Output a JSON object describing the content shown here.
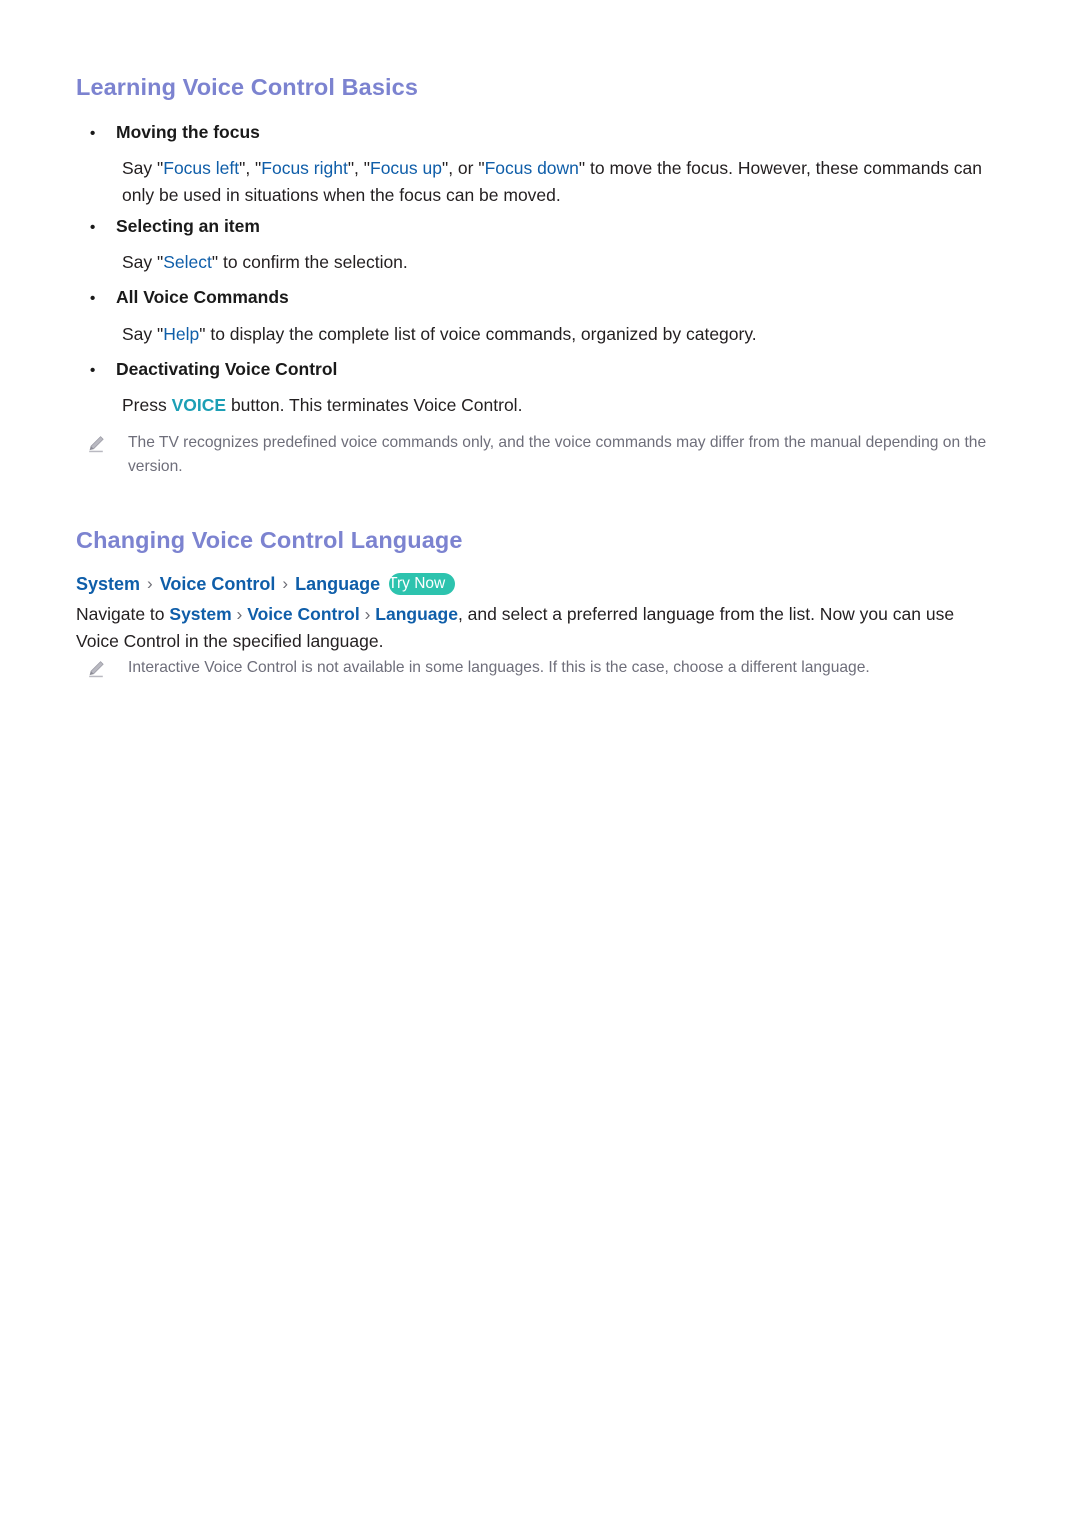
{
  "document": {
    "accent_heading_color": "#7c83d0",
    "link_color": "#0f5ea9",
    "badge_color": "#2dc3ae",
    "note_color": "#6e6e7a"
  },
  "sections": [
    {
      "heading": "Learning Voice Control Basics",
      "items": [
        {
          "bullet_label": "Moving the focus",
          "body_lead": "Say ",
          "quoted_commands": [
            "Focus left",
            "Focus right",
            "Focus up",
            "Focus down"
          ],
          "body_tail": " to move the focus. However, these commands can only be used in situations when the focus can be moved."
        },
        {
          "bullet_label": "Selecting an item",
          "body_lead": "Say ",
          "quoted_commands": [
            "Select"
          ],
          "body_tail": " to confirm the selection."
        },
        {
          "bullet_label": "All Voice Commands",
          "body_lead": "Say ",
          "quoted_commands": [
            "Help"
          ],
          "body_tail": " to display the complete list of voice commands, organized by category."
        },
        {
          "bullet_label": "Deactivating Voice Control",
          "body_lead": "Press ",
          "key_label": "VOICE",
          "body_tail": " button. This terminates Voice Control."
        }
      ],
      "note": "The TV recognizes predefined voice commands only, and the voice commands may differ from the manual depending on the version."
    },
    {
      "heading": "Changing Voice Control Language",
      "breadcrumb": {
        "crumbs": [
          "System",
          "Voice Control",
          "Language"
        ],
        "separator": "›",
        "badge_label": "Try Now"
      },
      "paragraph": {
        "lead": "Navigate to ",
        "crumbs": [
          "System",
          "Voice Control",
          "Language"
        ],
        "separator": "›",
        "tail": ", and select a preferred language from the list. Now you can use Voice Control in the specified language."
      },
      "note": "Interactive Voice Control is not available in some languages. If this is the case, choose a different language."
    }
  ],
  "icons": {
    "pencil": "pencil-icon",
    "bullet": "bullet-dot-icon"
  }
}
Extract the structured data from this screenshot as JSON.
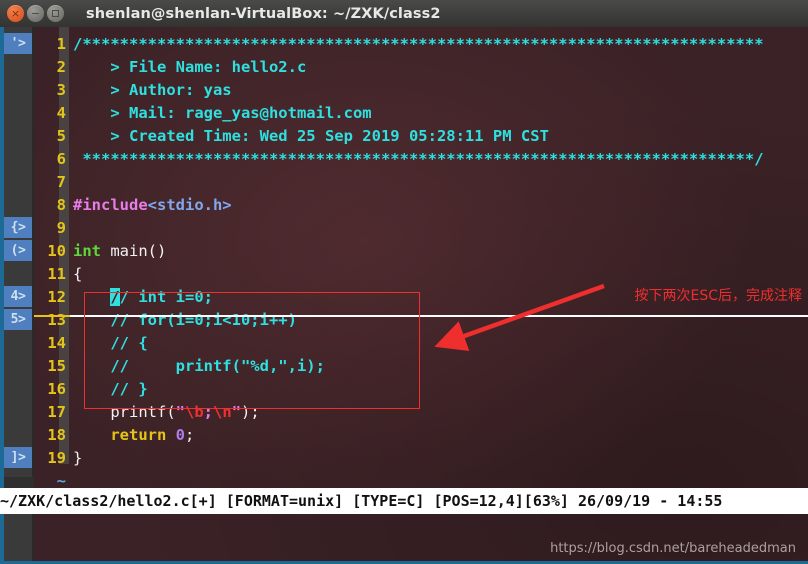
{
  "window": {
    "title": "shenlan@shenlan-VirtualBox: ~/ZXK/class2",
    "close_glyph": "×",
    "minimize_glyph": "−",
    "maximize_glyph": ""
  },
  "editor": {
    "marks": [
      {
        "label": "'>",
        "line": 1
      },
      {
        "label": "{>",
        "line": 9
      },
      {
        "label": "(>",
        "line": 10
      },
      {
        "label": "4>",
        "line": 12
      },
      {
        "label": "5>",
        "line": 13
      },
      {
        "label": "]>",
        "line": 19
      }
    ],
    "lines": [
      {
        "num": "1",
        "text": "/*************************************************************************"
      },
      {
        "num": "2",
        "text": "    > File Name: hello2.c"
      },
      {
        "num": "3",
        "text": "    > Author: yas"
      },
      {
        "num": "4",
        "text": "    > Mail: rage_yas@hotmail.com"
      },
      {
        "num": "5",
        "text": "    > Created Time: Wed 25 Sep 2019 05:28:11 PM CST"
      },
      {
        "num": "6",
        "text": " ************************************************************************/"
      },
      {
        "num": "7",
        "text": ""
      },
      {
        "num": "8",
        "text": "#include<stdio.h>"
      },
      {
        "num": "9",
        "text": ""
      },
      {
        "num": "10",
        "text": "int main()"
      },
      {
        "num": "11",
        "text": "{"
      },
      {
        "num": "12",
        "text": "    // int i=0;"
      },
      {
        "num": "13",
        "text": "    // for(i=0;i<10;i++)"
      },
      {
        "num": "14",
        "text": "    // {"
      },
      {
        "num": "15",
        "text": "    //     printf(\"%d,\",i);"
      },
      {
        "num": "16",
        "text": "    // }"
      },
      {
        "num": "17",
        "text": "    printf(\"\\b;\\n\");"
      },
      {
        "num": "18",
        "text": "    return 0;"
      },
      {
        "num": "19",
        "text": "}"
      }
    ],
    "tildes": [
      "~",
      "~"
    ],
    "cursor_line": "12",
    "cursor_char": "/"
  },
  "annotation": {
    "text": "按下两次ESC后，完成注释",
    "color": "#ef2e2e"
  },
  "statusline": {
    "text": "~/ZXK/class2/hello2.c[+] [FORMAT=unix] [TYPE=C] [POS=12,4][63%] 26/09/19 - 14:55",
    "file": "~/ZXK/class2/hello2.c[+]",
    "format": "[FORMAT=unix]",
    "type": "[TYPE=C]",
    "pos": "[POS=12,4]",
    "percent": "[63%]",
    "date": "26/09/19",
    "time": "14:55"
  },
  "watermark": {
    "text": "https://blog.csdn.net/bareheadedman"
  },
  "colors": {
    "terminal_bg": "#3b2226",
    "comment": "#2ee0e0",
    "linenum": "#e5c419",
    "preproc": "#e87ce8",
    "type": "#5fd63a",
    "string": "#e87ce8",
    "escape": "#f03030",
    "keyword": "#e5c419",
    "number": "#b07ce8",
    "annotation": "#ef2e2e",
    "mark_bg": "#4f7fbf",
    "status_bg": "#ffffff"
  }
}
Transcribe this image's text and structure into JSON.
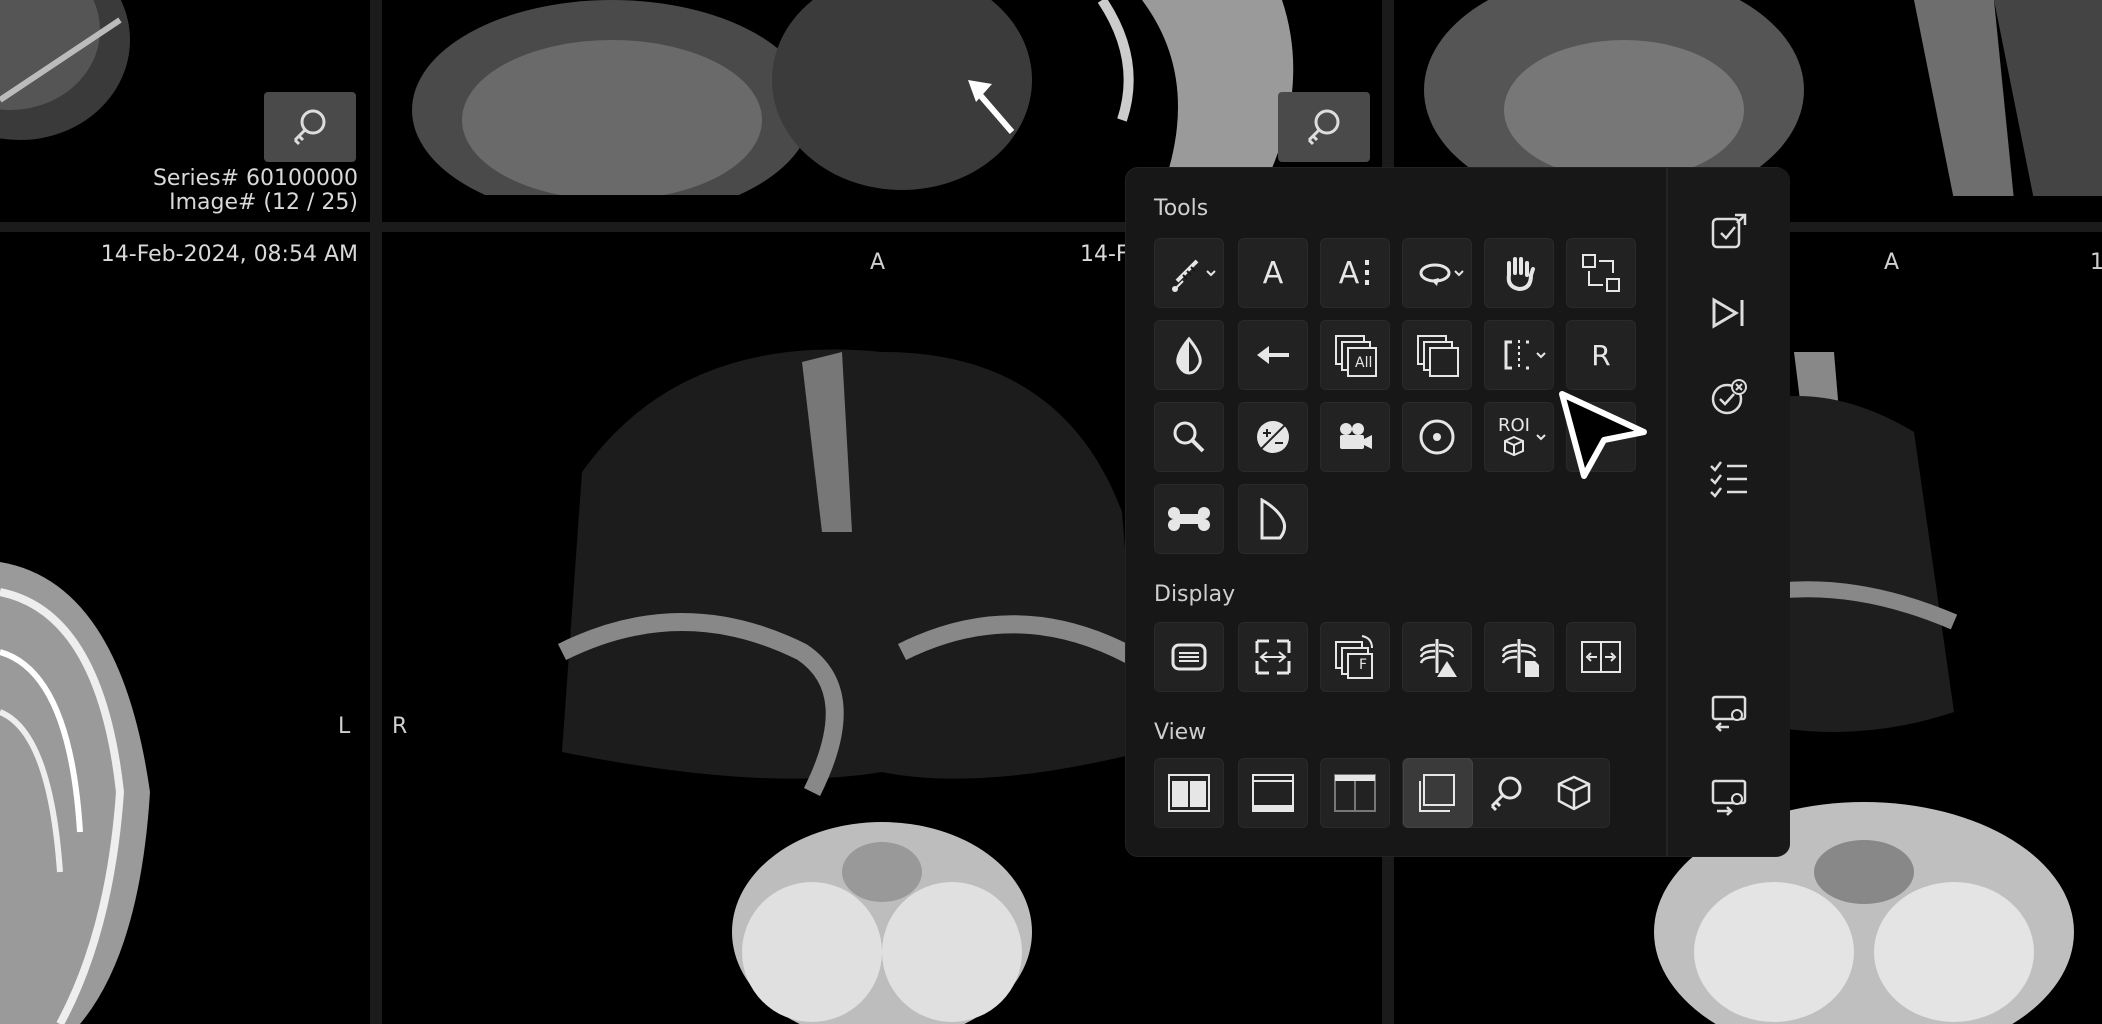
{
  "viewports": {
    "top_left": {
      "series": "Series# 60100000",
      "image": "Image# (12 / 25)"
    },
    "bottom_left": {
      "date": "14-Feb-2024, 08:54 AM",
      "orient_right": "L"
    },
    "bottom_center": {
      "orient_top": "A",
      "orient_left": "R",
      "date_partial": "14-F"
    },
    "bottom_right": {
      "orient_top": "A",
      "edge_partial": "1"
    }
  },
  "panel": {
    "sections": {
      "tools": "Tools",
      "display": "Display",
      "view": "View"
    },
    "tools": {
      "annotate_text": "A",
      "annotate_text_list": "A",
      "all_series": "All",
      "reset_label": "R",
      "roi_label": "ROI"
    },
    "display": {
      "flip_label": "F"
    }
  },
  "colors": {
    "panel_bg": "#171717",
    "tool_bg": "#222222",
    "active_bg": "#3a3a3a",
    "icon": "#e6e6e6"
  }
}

=======

== TASK TO COMPLETE ==
Print the full listing exactly, dropping the pictures.

== COMPLETED EXERCISE ==
Output a JSON object describing the content shown here.
{
  "document": {
    "accent_heading_color": "#7c83d0",
    "link_color": "#0f5ea9",
    "badge_color": "#2dc3ae",
    "note_color": "#6e6e7a"
  },
  "sections": [
    {
      "heading": "Learning Voice Control Basics",
      "items": [
        {
          "bullet_label": "Moving the focus",
          "body_lead": "Say ",
          "quoted_commands": [
            "Focus left",
            "Focus right",
            "Focus up",
            "Focus down"
          ],
          "body_tail": " to move the focus. However, these commands can only be used in situations when the focus can be moved."
        },
        {
          "bullet_label": "Selecting an item",
          "body_lead": "Say ",
          "quoted_commands": [
            "Select"
          ],
          "body_tail": " to confirm the selection."
        },
        {
          "bullet_label": "All Voice Commands",
          "body_lead": "Say ",
          "quoted_commands": [
            "Help"
          ],
          "body_tail": " to display the complete list of voice commands, organized by category."
        },
        {
          "bullet_label": "Deactivating Voice Control",
          "body_lead": "Press ",
          "key_label": "VOICE",
          "body_tail": " button. This terminates Voice Control."
        }
      ],
      "note": "The TV recognizes predefined voice commands only, and the voice commands may differ from the manual depending on the version."
    },
    {
      "heading": "Changing Voice Control Language",
      "breadcrumb": {
        "crumbs": [
          "System",
          "Voice Control",
          "Language"
        ],
        "separator": "›",
        "badge_label": "Try Now"
      },
      "paragraph": {
        "lead": "Navigate to ",
        "crumbs": [
          "System",
          "Voice Control",
          "Language"
        ],
        "separator": "›",
        "tail": ", and select a preferred language from the list. Now you can use Voice Control in the specified language."
      },
      "note": "Interactive Voice Control is not available in some languages. If this is the case, choose a different language."
    }
  ],
  "icons": {
    "pencil": "pencil-icon",
    "bullet": "bullet-dot-icon"
  }
}
Extract the structured data from this screenshot as JSON.
{
  "window": {
    "title": "shenlan@shenlan-VirtualBox: ~/ZXK/class2",
    "close_glyph": "×",
    "minimize_glyph": "−",
    "maximize_glyph": ""
  },
  "editor": {
    "marks": [
      {
        "label": "'>",
        "line": 1
      },
      {
        "label": "{>",
        "line": 9
      },
      {
        "label": "(>",
        "line": 10
      },
      {
        "label": "4>",
        "line": 12
      },
      {
        "label": "5>",
        "line": 13
      },
      {
        "label": "]>",
        "line": 19
      }
    ],
    "lines": [
      {
        "num": "1",
        "text": "/*************************************************************************"
      },
      {
        "num": "2",
        "text": "    > File Name: hello2.c"
      },
      {
        "num": "3",
        "text": "    > Author: yas"
      },
      {
        "num": "4",
        "text": "    > Mail: rage_yas@hotmail.com"
      },
      {
        "num": "5",
        "text": "    > Created Time: Wed 25 Sep 2019 05:28:11 PM CST"
      },
      {
        "num": "6",
        "text": " ************************************************************************/"
      },
      {
        "num": "7",
        "text": ""
      },
      {
        "num": "8",
        "text": "#include<stdio.h>"
      },
      {
        "num": "9",
        "text": ""
      },
      {
        "num": "10",
        "text": "int main()"
      },
      {
        "num": "11",
        "text": "{"
      },
      {
        "num": "12",
        "text": "    // int i=0;"
      },
      {
        "num": "13",
        "text": "    // for(i=0;i<10;i++)"
      },
      {
        "num": "14",
        "text": "    // {"
      },
      {
        "num": "15",
        "text": "    //     printf(\"%d,\",i);"
      },
      {
        "num": "16",
        "text": "    // }"
      },
      {
        "num": "17",
        "text": "    printf(\"\\b;\\n\");"
      },
      {
        "num": "18",
        "text": "    return 0;"
      },
      {
        "num": "19",
        "text": "}"
      }
    ],
    "tildes": [
      "~",
      "~"
    ],
    "cursor_line": "12",
    "cursor_char": "/"
  },
  "annotation": {
    "text": "按下两次ESC后，完成注释",
    "color": "#ef2e2e"
  },
  "statusline": {
    "text": "~/ZXK/class2/hello2.c[+] [FORMAT=unix] [TYPE=C] [POS=12,4][63%] 26/09/19 - 14:55",
    "file": "~/ZXK/class2/hello2.c[+]",
    "format": "[FORMAT=unix]",
    "type": "[TYPE=C]",
    "pos": "[POS=12,4]",
    "percent": "[63%]",
    "date": "26/09/19",
    "time": "14:55"
  },
  "watermark": {
    "text": "https://blog.csdn.net/bareheadedman"
  },
  "colors": {
    "terminal_bg": "#3b2226",
    "comment": "#2ee0e0",
    "linenum": "#e5c419",
    "preproc": "#e87ce8",
    "type": "#5fd63a",
    "string": "#e87ce8",
    "escape": "#f03030",
    "keyword": "#e5c419",
    "number": "#b07ce8",
    "annotation": "#ef2e2e",
    "mark_bg": "#4f7fbf",
    "status_bg": "#ffffff"
  }
}
Transcribe this image's text and structure into JSON.
{
  "viewports": {
    "top_left": {
      "series": "Series# 60100000",
      "image": "Image# (12 / 25)"
    },
    "bottom_left": {
      "date": "14-Feb-2024, 08:54 AM",
      "orient_right": "L"
    },
    "bottom_center": {
      "orient_top": "A",
      "orient_left": "R",
      "date_partial": "14-F"
    },
    "bottom_right": {
      "orient_top": "A",
      "edge_partial": "1"
    }
  },
  "panel": {
    "sections": {
      "tools": "Tools",
      "display": "Display",
      "view": "View"
    },
    "tools": {
      "annotate_text": "A",
      "annotate_text_list": "A",
      "all_series": "All",
      "reset_label": "R",
      "roi_label": "ROI"
    },
    "display": {
      "flip_label": "F"
    }
  },
  "colors": {
    "panel_bg": "#171717",
    "tool_bg": "#222222",
    "active_bg": "#3a3a3a",
    "icon": "#e6e6e6"
  }
}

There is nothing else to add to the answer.